- Goal: Set the data down again, exactly as it reads, but without the pictures.

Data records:
-- BEGIN --

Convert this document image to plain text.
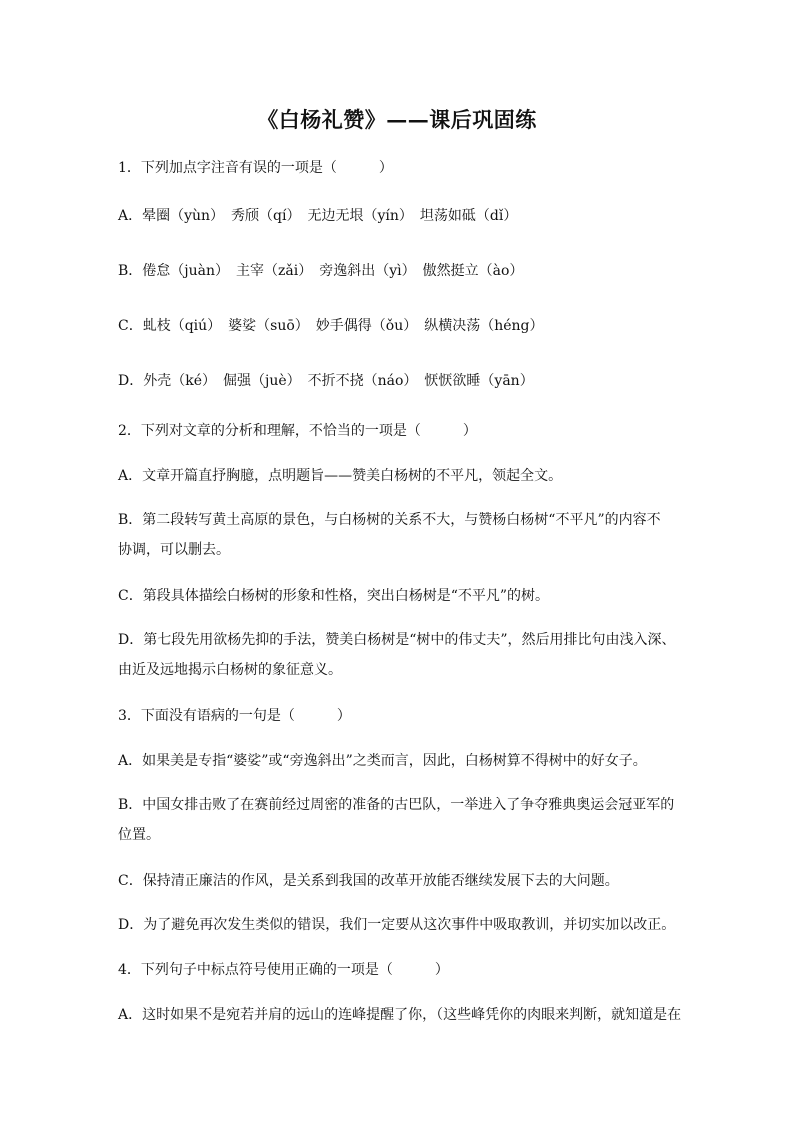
《白杨礼赞》——课后巩固练
1．下列加点字注音有误的一项是（　　　）
A．晕圈（yùn）　秀颀（qí）　无边无垠（yín）　坦荡如砥（dǐ）
B．倦怠（juàn）　主宰（zǎi）　旁逸斜出（yì）　傲然挺立（ào）
C．虬枝（qiú）　婆娑（suō）　妙手偶得（ǒu）　纵横决荡（héng）
D．外壳（ké）　倔强（juè）　不折不挠（náo）　恹恹欲睡（yān）
2．下列对文章的分析和理解，不恰当的一项是（　　　）
A．文章开篇直抒胸臆，点明题旨——赞美白杨树的不平凡，领起全文。
B．第二段转写黄土高原的景色，与白杨树的关系不大，与赞杨白杨树“不平凡”的内容不
协调，可以删去。
C．第段具体描绘白杨树的形象和性格，突出白杨树是“不平凡”的树。
D．第七段先用欲杨先抑的手法，赞美白杨树是“树中的伟丈夫”，然后用排比句由浅入深、
由近及远地揭示白杨树的象征意义。
3．下面没有语病的一句是（　　　）
A．如果美是专指“婆娑”或“旁逸斜出”之类而言，因此，白杨树算不得树中的好女子。
B．中国女排击败了在赛前经过周密的准备的古巴队，一举进入了争夺雅典奥运会冠亚军的
位置。
C．保持清正廉洁的作风，是关系到我国的改革开放能否继续发展下去的大问题。
D．为了避免再次发生类似的错误，我们一定要从这次事件中吸取教训，并切实加以改正。
4．下列句子中标点符号使用正确的一项是（　　　）
A．这时如果不是宛若并肩的远山的连峰提醒了你，（这些峰凭你的肉眼来判断，就知道是在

-- END --

- Task solution:
Convert this document image to plain text.
《白杨礼赞》——课后巩固练
1．下列加点字注音有误的一项是（　　　）
A．晕圈（yùn）　秀颀（qí）　无边无垠（yín）　坦荡如砥（dǐ）
B．倦怠（juàn）　主宰（zǎi）　旁逸斜出（yì）　傲然挺立（ào）
C．虬枝（qiú）　婆娑（suō）　妙手偶得（ǒu）　纵横决荡（héng）
D．外壳（ké）　倔强（juè）　不折不挠（náo）　恹恹欲睡（yān）
2．下列对文章的分析和理解，不恰当的一项是（　　　）
A．文章开篇直抒胸臆，点明题旨——赞美白杨树的不平凡，领起全文。
B．第二段转写黄土高原的景色，与白杨树的关系不大，与赞杨白杨树“不平凡”的内容不
协调，可以删去。
C．第段具体描绘白杨树的形象和性格，突出白杨树是“不平凡”的树。
D．第七段先用欲杨先抑的手法，赞美白杨树是“树中的伟丈夫”，然后用排比句由浅入深、
由近及远地揭示白杨树的象征意义。
3．下面没有语病的一句是（　　　）
A．如果美是专指“婆娑”或“旁逸斜出”之类而言，因此，白杨树算不得树中的好女子。
B．中国女排击败了在赛前经过周密的准备的古巴队，一举进入了争夺雅典奥运会冠亚军的
位置。
C．保持清正廉洁的作风，是关系到我国的改革开放能否继续发展下去的大问题。
D．为了避免再次发生类似的错误，我们一定要从这次事件中吸取教训，并切实加以改正。
4．下列句子中标点符号使用正确的一项是（　　　）
A．这时如果不是宛若并肩的远山的连峰提醒了你，（这些峰凭你的肉眼来判断，就知道是在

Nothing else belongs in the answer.